Work to complete> Tally how many lines include "cappello". The number is the whole answer.

Dataset excerpts>
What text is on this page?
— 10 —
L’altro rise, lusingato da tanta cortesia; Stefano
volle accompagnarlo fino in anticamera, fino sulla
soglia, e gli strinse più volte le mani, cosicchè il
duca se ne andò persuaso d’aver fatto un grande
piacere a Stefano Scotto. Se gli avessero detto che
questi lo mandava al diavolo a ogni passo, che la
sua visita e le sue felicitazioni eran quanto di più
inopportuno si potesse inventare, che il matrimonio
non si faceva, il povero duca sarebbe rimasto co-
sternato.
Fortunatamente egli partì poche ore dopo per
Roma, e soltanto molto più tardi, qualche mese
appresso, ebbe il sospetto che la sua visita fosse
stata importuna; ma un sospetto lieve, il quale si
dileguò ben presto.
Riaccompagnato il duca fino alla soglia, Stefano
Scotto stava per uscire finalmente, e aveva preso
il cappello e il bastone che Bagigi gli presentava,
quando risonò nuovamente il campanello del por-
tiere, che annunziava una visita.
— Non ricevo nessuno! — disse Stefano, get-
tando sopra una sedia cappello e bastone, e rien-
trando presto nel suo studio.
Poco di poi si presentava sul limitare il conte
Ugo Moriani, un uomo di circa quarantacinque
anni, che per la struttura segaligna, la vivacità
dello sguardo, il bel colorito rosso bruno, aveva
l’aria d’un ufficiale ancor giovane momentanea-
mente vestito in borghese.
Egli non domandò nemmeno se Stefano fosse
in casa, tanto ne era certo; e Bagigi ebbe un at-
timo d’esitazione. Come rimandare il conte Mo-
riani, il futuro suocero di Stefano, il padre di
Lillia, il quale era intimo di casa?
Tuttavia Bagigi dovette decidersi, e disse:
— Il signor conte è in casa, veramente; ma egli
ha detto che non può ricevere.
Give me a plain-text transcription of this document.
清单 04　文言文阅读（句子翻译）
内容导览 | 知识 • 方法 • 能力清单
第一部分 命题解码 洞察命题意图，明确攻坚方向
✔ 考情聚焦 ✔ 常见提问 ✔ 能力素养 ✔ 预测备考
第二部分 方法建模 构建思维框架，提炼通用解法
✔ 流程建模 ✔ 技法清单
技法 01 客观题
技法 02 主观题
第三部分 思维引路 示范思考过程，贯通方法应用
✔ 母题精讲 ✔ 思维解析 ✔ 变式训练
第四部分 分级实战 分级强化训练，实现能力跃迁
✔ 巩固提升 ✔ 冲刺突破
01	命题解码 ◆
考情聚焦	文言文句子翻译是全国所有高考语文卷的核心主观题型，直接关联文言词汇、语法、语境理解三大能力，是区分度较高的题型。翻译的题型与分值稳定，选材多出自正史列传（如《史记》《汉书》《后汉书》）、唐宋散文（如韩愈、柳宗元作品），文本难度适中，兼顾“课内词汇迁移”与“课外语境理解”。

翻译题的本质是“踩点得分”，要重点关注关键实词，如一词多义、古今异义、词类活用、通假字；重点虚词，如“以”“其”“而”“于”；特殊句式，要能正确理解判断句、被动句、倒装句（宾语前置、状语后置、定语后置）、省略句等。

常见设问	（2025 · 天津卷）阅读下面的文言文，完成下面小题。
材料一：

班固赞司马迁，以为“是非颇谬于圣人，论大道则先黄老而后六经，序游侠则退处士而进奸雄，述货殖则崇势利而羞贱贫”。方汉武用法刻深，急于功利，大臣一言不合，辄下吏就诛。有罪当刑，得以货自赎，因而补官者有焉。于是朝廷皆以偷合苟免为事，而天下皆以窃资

Solution> 2